* Bloc de texte:
+ + +

La répétition-reproduction d'un ensemble particulier de gestes, de postures et de tâches participe donc de l'incorporation du féminin. La conformité à la distinction entre le féminin et le masculin pousse ainsi des petites filles à revêtir et endosser la part socialisée du féminin. Par ailleurs, une attention portée aux rythmes qui quotidiennement pénètrent leurs corps permet de saisir l'éducation des petites filles à travers son vécu. En effet, comme le rappelait Yves Citton, si

« un tempo peut s’imposer d’en haut ; un rythme se vit de l’intérieur et doit toujours venir de l’agent » (Citton, 2011 : 214). Autrement dit, si l'assignation aux tâches ménagères est bel et bien l'une de ces tâches « mangeuses de temps » (Rodary, 2010 : 323), il ne faut pas pour autant

éluder ni les possibles contournements de cette répartition inégale des possibles du temps ni la manière dont cette inégalité affecte les jeunes filles à qui l'on apprend à bien se tenir.

Rym se souvint des escapades qu'elle faisait sur Alger au cours de son adolescence en Kabylie. « Tu es tiraillée », dit-elle, « entre l'envie de t'amuser, sans forcément faire de bêtise, et d'un autre côté, tu sais que tu ne dois pas faire un pas de travers ». Alors, elle partait le matin avec des amies et ne revenait qu'en fin de journée. En cachette, elles allaient faire du shopping pour sortir de la routine. Quant à Rabia, un événement l'affecta « profondément ». Pendant son enfance, elle et sa famille retournaient régulièrement au pays pour les vacances. En 1980, Rabia avait seize ans et demi. Alors qu'elle était en vacances chez sa grand-mère en Algérie, un cousin vint leur annoncer le décès d'une tante. Plus que la perte d'une personne à laquelle elle tenait, ce furent les conditions de sa mort qui attristèrent la jeune fille. « Elle avait déjà eu six enfants. Elle attendait des jumeaux ». Elle n'avait « consulté [un médecin] qu'une seule fois pendant sa grossesse. Son mari n'en avait pas grand-chose à foutre ». Ce dont la jeune fille était convaincue, c'est que si sa tante « avait été un homme, on ne l’aurait pas laissée dans ces conditions ». Son oncle ne « s’est pas bougé pour l’emmener à l’hôpital ». Il était à cinquante kilomètres, il est vrai, mais « il aurait pu se bouger » ; l'un des voisins possédait une voiture. Et même si « les pièces coûtaient cher, si on ne prêtait pas facilement une voiture, si les routes n'étaient que des pistes »... l'adolescente estima qu'il aurait pu faire un effort. Elle comprit alors qu'une femme pouvait être « une quantité négligeable ». Sa tante, affirma-t-elle, « était morte bêtement, par négligence. Par négligence, il n'y a pas d’autres mots ». Rabia se souviendra toujours de son enterrement. Quand elle arriva, « ils sortaient le corps pour l’amener au cimetière ». En l'espace d'un instant, elle comprit qu'elle n'avait « pas le droit d’aller au cimetière, parce que les femmes, et c'est toujours le cas, n’accompagnent pas les morts au moment de l’enterrement, parce qu’il y a les hommes qui chantent des chants religieux ». Refusant de rester à l'extérieur, elle entra. Pour cela, il fallut l'aide et l'insistance d'un oncle pour que l'on tolérât une présence féminine. C'est depuis ce jour-là que Rabia dit avoir en elle « cette colère », une colère qui la poussa à s'impliquer dans des luttes féministes.

+ + +

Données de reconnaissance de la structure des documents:

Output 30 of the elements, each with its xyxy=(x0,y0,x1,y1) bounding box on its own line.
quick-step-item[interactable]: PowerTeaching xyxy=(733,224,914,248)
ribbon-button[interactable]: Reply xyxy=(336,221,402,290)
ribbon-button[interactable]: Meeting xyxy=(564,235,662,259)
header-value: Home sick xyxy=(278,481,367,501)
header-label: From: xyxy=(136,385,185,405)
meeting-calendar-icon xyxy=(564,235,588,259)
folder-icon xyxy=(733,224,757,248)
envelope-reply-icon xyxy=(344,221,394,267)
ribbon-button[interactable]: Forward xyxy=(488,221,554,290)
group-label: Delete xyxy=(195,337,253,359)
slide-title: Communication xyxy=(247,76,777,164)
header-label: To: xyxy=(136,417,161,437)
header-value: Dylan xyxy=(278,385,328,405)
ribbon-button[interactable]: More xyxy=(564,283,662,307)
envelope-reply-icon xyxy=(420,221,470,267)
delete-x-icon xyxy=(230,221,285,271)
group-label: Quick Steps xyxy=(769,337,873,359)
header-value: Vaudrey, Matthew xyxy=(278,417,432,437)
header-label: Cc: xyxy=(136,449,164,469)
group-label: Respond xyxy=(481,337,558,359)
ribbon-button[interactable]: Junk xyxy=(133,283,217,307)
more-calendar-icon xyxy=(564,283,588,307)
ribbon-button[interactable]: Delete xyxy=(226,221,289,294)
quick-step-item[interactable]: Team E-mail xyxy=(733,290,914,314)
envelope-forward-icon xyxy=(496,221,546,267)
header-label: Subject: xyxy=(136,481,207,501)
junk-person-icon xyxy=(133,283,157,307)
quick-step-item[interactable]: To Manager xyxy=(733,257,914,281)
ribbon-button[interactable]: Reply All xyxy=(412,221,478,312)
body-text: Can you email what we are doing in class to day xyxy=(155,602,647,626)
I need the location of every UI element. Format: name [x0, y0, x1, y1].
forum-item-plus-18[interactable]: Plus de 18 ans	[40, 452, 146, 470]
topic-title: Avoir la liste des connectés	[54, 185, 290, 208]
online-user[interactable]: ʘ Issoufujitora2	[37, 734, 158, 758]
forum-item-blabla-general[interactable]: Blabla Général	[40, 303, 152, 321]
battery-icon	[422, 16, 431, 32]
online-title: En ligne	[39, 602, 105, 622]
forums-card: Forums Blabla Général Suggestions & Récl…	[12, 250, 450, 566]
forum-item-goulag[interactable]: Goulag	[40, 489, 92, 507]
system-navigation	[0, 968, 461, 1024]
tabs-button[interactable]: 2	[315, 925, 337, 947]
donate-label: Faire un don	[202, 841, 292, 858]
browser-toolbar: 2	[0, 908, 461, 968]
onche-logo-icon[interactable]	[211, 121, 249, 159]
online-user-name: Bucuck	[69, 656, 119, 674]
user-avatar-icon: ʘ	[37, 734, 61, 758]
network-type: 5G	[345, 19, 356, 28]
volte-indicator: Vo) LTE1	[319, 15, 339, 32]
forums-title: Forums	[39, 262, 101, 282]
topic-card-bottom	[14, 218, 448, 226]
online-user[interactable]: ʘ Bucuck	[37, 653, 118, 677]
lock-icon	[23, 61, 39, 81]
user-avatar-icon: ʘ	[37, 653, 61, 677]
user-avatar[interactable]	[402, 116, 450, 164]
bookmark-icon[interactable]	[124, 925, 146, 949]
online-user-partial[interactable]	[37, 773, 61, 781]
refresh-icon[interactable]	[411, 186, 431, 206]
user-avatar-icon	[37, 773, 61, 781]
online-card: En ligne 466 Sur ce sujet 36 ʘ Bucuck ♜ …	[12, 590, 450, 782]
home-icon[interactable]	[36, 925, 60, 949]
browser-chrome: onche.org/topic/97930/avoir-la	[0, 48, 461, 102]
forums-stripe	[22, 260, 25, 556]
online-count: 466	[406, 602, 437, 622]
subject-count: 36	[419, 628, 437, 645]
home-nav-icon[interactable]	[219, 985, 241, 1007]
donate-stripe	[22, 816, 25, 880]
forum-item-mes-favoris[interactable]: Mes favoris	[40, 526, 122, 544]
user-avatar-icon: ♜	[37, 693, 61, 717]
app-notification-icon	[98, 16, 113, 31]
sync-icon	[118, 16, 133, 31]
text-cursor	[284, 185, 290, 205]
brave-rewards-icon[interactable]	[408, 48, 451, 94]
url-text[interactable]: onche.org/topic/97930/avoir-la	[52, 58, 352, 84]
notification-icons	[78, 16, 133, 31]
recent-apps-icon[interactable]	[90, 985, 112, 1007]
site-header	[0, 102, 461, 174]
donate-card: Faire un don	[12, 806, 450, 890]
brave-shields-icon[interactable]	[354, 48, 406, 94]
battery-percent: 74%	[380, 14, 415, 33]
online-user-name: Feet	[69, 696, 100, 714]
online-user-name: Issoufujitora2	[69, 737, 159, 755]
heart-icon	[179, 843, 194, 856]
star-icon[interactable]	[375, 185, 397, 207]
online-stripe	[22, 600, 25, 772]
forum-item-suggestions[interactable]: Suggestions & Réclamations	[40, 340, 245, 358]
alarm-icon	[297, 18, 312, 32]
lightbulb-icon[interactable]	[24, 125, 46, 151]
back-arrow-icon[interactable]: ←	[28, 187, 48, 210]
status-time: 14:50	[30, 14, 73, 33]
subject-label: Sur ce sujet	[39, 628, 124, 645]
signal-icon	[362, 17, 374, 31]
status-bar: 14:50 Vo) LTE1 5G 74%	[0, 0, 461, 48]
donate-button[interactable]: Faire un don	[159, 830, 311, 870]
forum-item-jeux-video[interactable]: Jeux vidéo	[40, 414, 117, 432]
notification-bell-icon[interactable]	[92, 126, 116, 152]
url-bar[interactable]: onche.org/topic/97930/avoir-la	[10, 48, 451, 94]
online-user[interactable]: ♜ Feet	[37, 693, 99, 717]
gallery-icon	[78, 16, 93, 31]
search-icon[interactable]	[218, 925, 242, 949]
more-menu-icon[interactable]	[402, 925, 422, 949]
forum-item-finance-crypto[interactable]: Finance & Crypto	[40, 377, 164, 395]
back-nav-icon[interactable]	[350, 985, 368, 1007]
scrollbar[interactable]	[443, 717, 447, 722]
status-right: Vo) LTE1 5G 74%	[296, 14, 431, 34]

+ + +

Recopiez le passage du texte sur l'éducation des petites filles compris entre « éluder ni les » et « bien se tenir. », ces deux segments inclus.

* Votre solution:
éluder ni les possibles contournements de cette répartition inégale des possibles du temps ni la manière dont cette inégalité affecte les jeunes filles à qui l'on apprend à bien se tenir.